Task instructions: Transcribe all the records with complete accuracy.

-- start of Stored records --

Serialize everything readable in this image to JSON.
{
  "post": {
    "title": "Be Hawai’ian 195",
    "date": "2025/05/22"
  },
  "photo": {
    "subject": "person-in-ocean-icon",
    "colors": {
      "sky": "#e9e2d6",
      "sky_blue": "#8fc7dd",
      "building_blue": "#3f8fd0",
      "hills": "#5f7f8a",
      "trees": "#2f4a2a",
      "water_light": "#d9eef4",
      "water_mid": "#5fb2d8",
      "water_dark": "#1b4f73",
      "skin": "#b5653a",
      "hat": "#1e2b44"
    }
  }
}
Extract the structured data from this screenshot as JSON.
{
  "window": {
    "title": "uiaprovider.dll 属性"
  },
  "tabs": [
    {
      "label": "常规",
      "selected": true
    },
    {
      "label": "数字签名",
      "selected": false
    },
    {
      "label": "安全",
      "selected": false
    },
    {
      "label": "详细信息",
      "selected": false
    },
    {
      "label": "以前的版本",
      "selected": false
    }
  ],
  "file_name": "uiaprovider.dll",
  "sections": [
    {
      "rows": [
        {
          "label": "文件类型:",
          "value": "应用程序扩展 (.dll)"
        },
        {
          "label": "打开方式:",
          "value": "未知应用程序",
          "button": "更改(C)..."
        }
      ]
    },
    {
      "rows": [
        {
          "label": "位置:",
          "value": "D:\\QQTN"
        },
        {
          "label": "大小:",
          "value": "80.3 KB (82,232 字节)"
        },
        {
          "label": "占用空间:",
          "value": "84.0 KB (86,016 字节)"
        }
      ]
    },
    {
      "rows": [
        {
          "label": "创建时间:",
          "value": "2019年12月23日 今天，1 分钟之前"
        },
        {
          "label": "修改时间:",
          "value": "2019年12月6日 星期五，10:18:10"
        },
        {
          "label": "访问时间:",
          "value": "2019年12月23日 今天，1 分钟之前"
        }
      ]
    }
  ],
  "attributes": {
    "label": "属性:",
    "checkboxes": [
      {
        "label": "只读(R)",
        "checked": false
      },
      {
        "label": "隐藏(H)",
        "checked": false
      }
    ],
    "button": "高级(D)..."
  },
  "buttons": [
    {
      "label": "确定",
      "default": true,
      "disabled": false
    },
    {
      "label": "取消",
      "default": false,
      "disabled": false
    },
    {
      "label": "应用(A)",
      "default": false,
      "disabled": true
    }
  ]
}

-- end of Stored records --

Output for this exercise:
Serialize everything readable in this image to JSON.
{
  "post": {
    "title": "Be Hawai’ian 195",
    "date": "2025/05/22"
  },
  "photo": {
    "subject": "person-in-ocean-icon",
    "colors": {
      "sky": "#e9e2d6",
      "sky_blue": "#8fc7dd",
      "building_blue": "#3f8fd0",
      "hills": "#5f7f8a",
      "trees": "#2f4a2a",
      "water_light": "#d9eef4",
      "water_mid": "#5fb2d8",
      "water_dark": "#1b4f73",
      "skin": "#b5653a",
      "hat": "#1e2b44"
    }
  }
}
Extract the structured data from this screenshot as JSON.
{
  "window": {
    "title": "uiaprovider.dll 属性"
  },
  "tabs": [
    {
      "label": "常规",
      "selected": true
    },
    {
      "label": "数字签名",
      "selected": false
    },
    {
      "label": "安全",
      "selected": false
    },
    {
      "label": "详细信息",
      "selected": false
    },
    {
      "label": "以前的版本",
      "selected": false
    }
  ],
  "file_name": "uiaprovider.dll",
  "sections": [
    {
      "rows": [
        {
          "label": "文件类型:",
          "value": "应用程序扩展 (.dll)"
        },
        {
          "label": "打开方式:",
          "value": "未知应用程序",
          "button": "更改(C)..."
        }
      ]
    },
    {
      "rows": [
        {
          "label": "位置:",
          "value": "D:\\QQTN"
        },
        {
          "label": "大小:",
          "value": "80.3 KB (82,232 字节)"
        },
        {
          "label": "占用空间:",
          "value": "84.0 KB (86,016 字节)"
        }
      ]
    },
    {
      "rows": [
        {
          "label": "创建时间:",
          "value": "2019年12月23日 今天，1 分钟之前"
        },
        {
          "label": "修改时间:",
          "value": "2019年12月6日 星期五，10:18:10"
        },
        {
          "label": "访问时间:",
          "value": "2019年12月23日 今天，1 分钟之前"
        }
      ]
    }
  ],
  "attributes": {
    "label": "属性:",
    "checkboxes": [
      {
        "label": "只读(R)",
        "checked": false
      },
      {
        "label": "隐藏(H)",
        "checked": false
      }
    ],
    "button": "高级(D)..."
  },
  "buttons": [
    {
      "label": "确定",
      "default": true,
      "disabled": false
    },
    {
      "label": "取消",
      "default": false,
      "disabled": false
    },
    {
      "label": "应用(A)",
      "default": false,
      "disabled": true
    }
  ]
}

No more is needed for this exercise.